__Dataset rows__
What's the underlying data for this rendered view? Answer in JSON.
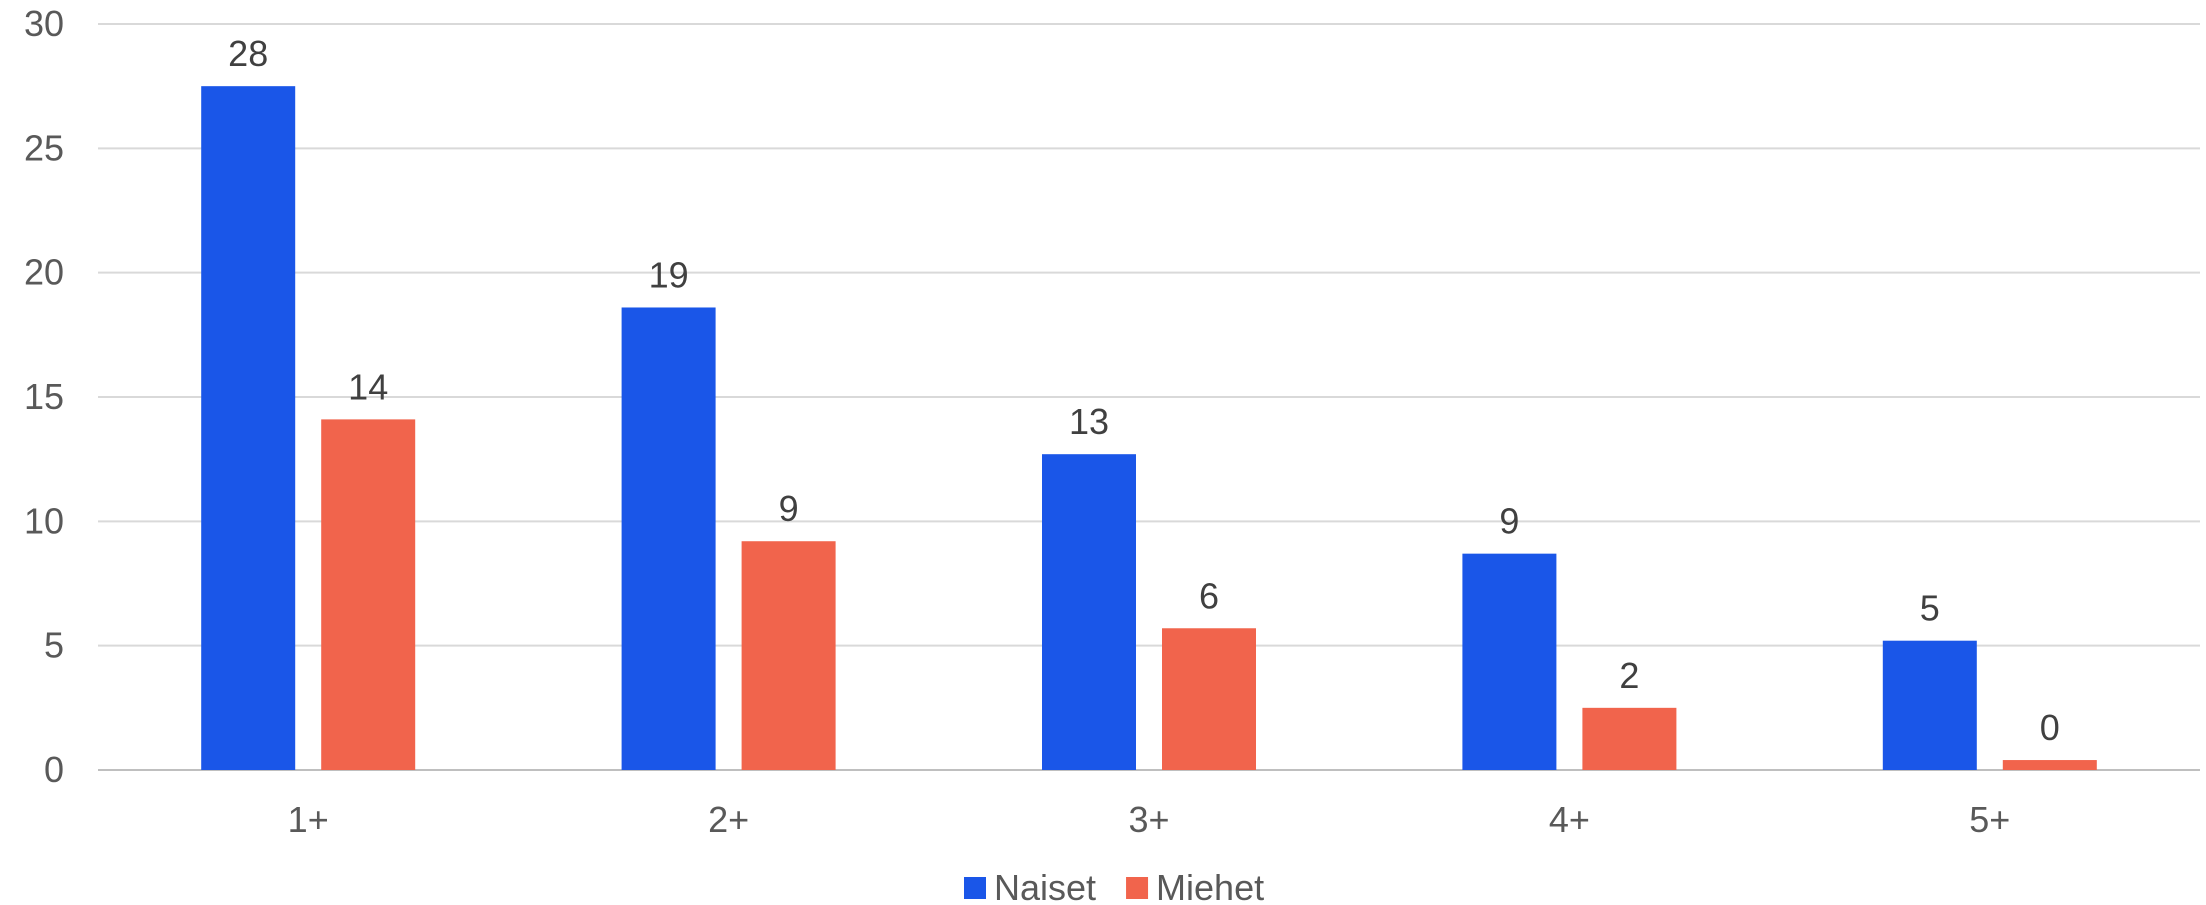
{
  "chart_data": {
    "type": "bar",
    "categories": [
      "1+",
      "2+",
      "3+",
      "4+",
      "5+"
    ],
    "series": [
      {
        "name": "Naiset",
        "color": "#1a56e8",
        "values": [
          27.5,
          18.6,
          12.7,
          8.7,
          5.2
        ],
        "labels": [
          "28",
          "19",
          "13",
          "9",
          "5"
        ]
      },
      {
        "name": "Miehet",
        "color": "#f1644c",
        "values": [
          14.1,
          9.2,
          5.7,
          2.5,
          0.4
        ],
        "labels": [
          "14",
          "9",
          "6",
          "2",
          "0"
        ]
      }
    ],
    "yticks": [
      "0",
      "5",
      "10",
      "15",
      "20",
      "25",
      "30"
    ],
    "ylim": [
      0,
      30
    ],
    "grid": true,
    "legend_position": "bottom"
  }
}
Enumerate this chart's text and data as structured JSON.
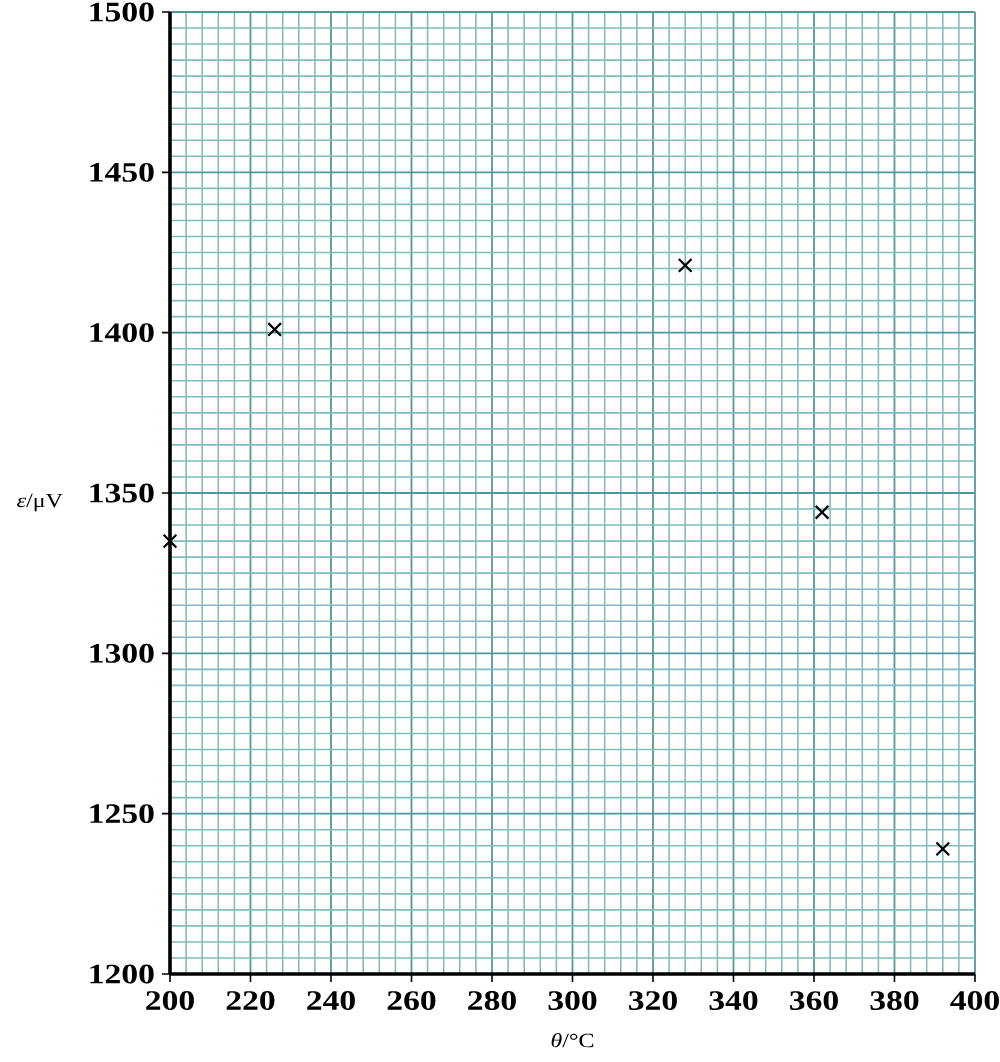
{
  "chart_data": {
    "type": "scatter",
    "xlabel": "*θ*/°C",
    "ylabel": "*ε*/μV",
    "x": [
      200,
      226,
      328,
      362,
      392
    ],
    "values": [
      1335,
      1401,
      1421,
      1344,
      1239
    ],
    "color": "#000000",
    "marker": "cross",
    "xlim": [
      200,
      400
    ],
    "ylim": [
      1200,
      1500
    ],
    "xticks": [
      200,
      {
        "value": 204,
        "label": null
      },
      {
        "value": 208,
        "label": null
      },
      {
        "value": 212,
        "label": null
      },
      {
        "value": 216,
        "label": null
      },
      220,
      {
        "value": 224,
        "label": null
      },
      {
        "value": 228,
        "label": null
      },
      {
        "value": 232,
        "label": null
      },
      {
        "value": 236,
        "label": null
      },
      240,
      {
        "value": 244,
        "label": null
      },
      {
        "value": 248,
        "label": null
      },
      {
        "value": 252,
        "label": null
      },
      {
        "value": 256,
        "label": null
      },
      260,
      {
        "value": 264,
        "label": null
      },
      {
        "value": 268,
        "label": null
      },
      {
        "value": 272,
        "label": null
      },
      {
        "value": 276,
        "label": null
      },
      280,
      {
        "value": 284,
        "label": null
      },
      {
        "value": 288,
        "label": null
      },
      {
        "value": 292,
        "label": null
      },
      {
        "value": 296,
        "label": null
      },
      300,
      {
        "value": 304,
        "label": null
      },
      {
        "value": 308,
        "label": null
      },
      {
        "value": 312,
        "label": null
      },
      {
        "value": 316,
        "label": null
      },
      320,
      {
        "value": 324,
        "label": null
      },
      {
        "value": 328,
        "label": null
      },
      {
        "value": 332,
        "label": null
      },
      {
        "value": 336,
        "label": null
      },
      340,
      {
        "value": 344,
        "label": null
      },
      {
        "value": 348,
        "label": null
      },
      {
        "value": 352,
        "label": null
      },
      {
        "value": 356,
        "label": null
      },
      360,
      {
        "value": 364,
        "label": null
      },
      {
        "value": 368,
        "label": null
      },
      {
        "value": 372,
        "label": null
      },
      {
        "value": 376,
        "label": null
      },
      380,
      {
        "value": 384,
        "label": null
      },
      {
        "value": 388,
        "label": null
      },
      {
        "value": 392,
        "label": null
      },
      {
        "value": 396,
        "label": null
      },
      400
    ],
    "yticks": [
      1200,
      {
        "value": 1205,
        "label": null
      },
      {
        "value": 1210,
        "label": null
      },
      {
        "value": 1215,
        "label": null
      },
      {
        "value": 1220,
        "label": null
      },
      {
        "value": 1225,
        "label": null
      },
      {
        "value": 1230,
        "label": null
      },
      {
        "value": 1235,
        "label": null
      },
      {
        "value": 1240,
        "label": null
      },
      {
        "value": 1245,
        "label": null
      },
      1250,
      {
        "value": 1255,
        "label": null
      },
      {
        "value": 1260,
        "label": null
      },
      {
        "value": 1265,
        "label": null
      },
      {
        "value": 1270,
        "label": null
      },
      {
        "value": 1275,
        "label": null
      },
      {
        "value": 1280,
        "label": null
      },
      {
        "value": 1285,
        "label": null
      },
      {
        "value": 1290,
        "label": null
      },
      {
        "value": 1295,
        "label": null
      },
      1300,
      {
        "value": 1305,
        "label": null
      },
      {
        "value": 1310,
        "label": null
      },
      {
        "value": 1315,
        "label": null
      },
      {
        "value": 1320,
        "label": null
      },
      {
        "value": 1325,
        "label": null
      },
      {
        "value": 1330,
        "label": null
      },
      {
        "value": 1335,
        "label": null
      },
      {
        "value": 1340,
        "label": null
      },
      {
        "value": 1345,
        "label": null
      },
      1350,
      {
        "value": 1355,
        "label": null
      },
      {
        "value": 1360,
        "label": null
      },
      {
        "value": 1365,
        "label": null
      },
      {
        "value": 1370,
        "label": null
      },
      {
        "value": 1375,
        "label": null
      },
      {
        "value": 1380,
        "label": null
      },
      {
        "value": 1385,
        "label": null
      },
      {
        "value": 1390,
        "label": null
      },
      {
        "value": 1395,
        "label": null
      },
      1400,
      {
        "value": 1405,
        "label": null
      },
      {
        "value": 1410,
        "label": null
      },
      {
        "value": 1415,
        "label": null
      },
      {
        "value": 1420,
        "label": null
      },
      {
        "value": 1425,
        "label": null
      },
      {
        "value": 1430,
        "label": null
      },
      {
        "value": 1435,
        "label": null
      },
      {
        "value": 1440,
        "label": null
      },
      {
        "value": 1445,
        "label": null
      },
      1450,
      {
        "value": 1455,
        "label": null
      },
      {
        "value": 1460,
        "label": null
      },
      {
        "value": 1465,
        "label": null
      },
      {
        "value": 1470,
        "label": null
      },
      {
        "value": 1475,
        "label": null
      },
      {
        "value": 1480,
        "label": null
      },
      {
        "value": 1485,
        "label": null
      },
      {
        "value": 1490,
        "label": null
      },
      {
        "value": 1495,
        "label": null
      },
      1500
    ],
    "grid": true
  }
}
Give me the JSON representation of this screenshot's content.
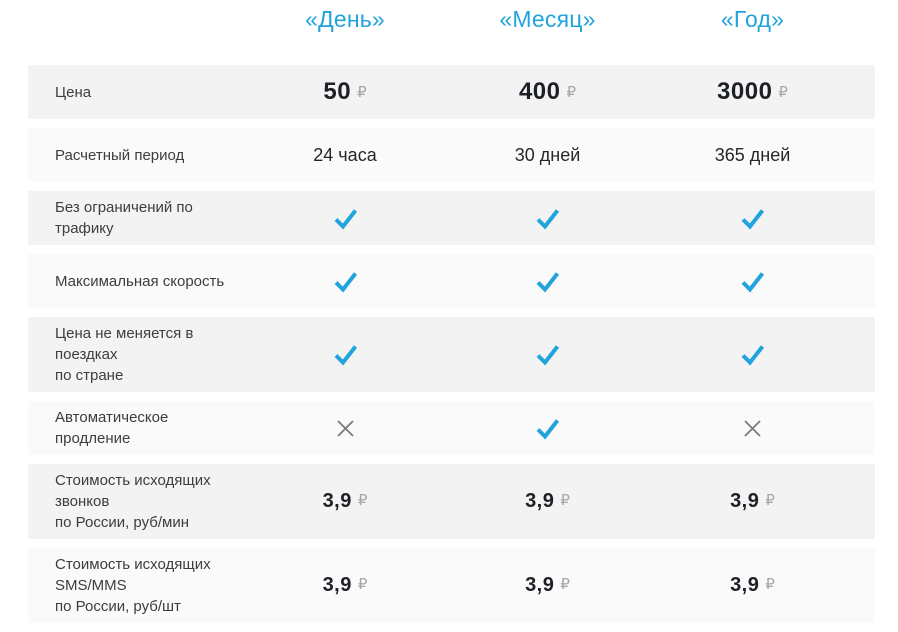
{
  "palette": {
    "accent_blue": "#21a3dc",
    "row_odd_bg": "#f3f3f3",
    "row_even_bg": "#fafafa",
    "cross_gray": "#7a7a7a",
    "currency_gray": "#a6a6a6",
    "label_gray": "#3d3d3d",
    "value_dark": "#262626",
    "number_dark": "#1d2026"
  },
  "header": {
    "columns": [
      "«День»",
      "«Месяц»",
      "«Год»"
    ]
  },
  "currency_symbol": "₽",
  "icons": {
    "check": "check-icon",
    "cross": "cross-icon"
  },
  "rows": [
    {
      "label": "Цена",
      "type": "price",
      "big": true,
      "values": [
        "50",
        "400",
        "3000"
      ]
    },
    {
      "label": "Расчетный период",
      "type": "text",
      "values": [
        "24 часа",
        "30 дней",
        "365 дней"
      ]
    },
    {
      "label": "Без ограничений по трафику",
      "type": "bool",
      "values": [
        true,
        true,
        true
      ]
    },
    {
      "label": "Максимальная скорость",
      "type": "bool",
      "values": [
        true,
        true,
        true
      ]
    },
    {
      "label": "Цена не меняется в поездках\nпо стране",
      "type": "bool",
      "values": [
        true,
        true,
        true
      ]
    },
    {
      "label": "Автоматическое продление",
      "type": "bool",
      "values": [
        false,
        true,
        false
      ]
    },
    {
      "label": "Стоимость исходящих звонков\nпо России, руб/мин",
      "type": "price",
      "big": false,
      "values": [
        "3,9",
        "3,9",
        "3,9"
      ]
    },
    {
      "label": "Стоимость исходящих SMS/MMS\nпо России, руб/шт",
      "type": "price",
      "big": false,
      "values": [
        "3,9",
        "3,9",
        "3,9"
      ]
    }
  ]
}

__What you have to do__
Where a line above contains the word "России", copy that line.

__Answer for the task__
      "label": "Стоимость исходящих звонков\nпо России, руб/мин",
      "label": "Стоимость исходящих SMS/MMS\nпо России, руб/шт",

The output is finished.